(Dataset records)
* * * * *
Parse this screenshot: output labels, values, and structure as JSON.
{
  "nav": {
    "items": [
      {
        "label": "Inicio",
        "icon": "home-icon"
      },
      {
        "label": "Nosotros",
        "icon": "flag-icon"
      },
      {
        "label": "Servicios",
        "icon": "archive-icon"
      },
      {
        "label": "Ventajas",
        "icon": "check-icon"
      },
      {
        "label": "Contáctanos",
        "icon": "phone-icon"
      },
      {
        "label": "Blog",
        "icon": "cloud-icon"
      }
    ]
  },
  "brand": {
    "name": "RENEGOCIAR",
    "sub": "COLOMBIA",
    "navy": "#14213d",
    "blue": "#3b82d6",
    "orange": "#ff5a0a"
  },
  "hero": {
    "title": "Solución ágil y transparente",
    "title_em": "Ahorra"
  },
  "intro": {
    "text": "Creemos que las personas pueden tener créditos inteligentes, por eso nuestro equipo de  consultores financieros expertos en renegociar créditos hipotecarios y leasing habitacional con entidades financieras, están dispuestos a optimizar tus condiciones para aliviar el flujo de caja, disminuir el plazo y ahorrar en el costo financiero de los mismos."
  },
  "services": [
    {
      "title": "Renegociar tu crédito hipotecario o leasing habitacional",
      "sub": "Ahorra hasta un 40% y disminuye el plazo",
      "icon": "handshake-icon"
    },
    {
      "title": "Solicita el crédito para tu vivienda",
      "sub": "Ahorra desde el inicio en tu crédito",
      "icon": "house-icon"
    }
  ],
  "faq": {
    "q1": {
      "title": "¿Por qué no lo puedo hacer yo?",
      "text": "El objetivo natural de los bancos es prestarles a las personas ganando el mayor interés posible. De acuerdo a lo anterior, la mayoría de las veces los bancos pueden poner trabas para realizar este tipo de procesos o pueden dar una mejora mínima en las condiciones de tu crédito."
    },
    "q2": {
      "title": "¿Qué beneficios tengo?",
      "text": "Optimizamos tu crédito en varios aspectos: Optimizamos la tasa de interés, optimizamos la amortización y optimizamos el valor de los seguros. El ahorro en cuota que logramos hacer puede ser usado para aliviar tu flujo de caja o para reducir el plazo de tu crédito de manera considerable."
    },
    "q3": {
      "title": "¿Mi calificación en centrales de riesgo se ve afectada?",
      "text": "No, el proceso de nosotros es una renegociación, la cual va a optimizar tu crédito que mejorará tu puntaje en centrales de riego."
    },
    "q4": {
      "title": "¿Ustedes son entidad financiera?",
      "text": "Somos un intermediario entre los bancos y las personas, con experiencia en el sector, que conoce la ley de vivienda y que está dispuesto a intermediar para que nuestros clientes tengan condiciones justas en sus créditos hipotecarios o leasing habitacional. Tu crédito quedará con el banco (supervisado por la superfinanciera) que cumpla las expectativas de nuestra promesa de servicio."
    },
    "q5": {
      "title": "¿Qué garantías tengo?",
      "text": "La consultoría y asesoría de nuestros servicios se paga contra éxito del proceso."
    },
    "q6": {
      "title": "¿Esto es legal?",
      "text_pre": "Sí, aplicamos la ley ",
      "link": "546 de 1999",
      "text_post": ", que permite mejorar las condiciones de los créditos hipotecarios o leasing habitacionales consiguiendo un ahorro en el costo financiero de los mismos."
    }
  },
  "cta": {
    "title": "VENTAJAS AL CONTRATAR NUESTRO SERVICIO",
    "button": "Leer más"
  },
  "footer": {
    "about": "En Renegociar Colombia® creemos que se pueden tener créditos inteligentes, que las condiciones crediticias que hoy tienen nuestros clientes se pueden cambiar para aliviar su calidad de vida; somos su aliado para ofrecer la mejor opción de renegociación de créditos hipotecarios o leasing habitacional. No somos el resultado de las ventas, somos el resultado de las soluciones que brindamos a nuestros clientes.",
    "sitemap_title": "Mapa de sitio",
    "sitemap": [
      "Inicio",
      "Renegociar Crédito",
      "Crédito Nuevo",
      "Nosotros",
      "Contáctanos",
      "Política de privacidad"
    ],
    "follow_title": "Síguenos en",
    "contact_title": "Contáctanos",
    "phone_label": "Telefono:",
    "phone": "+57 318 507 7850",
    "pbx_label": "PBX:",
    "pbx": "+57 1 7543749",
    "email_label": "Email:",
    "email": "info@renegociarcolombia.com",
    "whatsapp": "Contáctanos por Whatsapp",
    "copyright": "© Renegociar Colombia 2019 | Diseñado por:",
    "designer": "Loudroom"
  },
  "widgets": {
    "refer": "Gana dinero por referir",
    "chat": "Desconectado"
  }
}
* * * * *
■ **To be done**
Look through the data and show every line containing "icon".

■ **Result of this exercise**
        "icon": "home-icon"
        "icon": "flag-icon"
        "icon": "archive-icon"
        "icon": "check-icon"
        "icon": "phone-icon"
        "icon": "cloud-icon"
      "icon": "handshake-icon"
      "icon": "house-icon"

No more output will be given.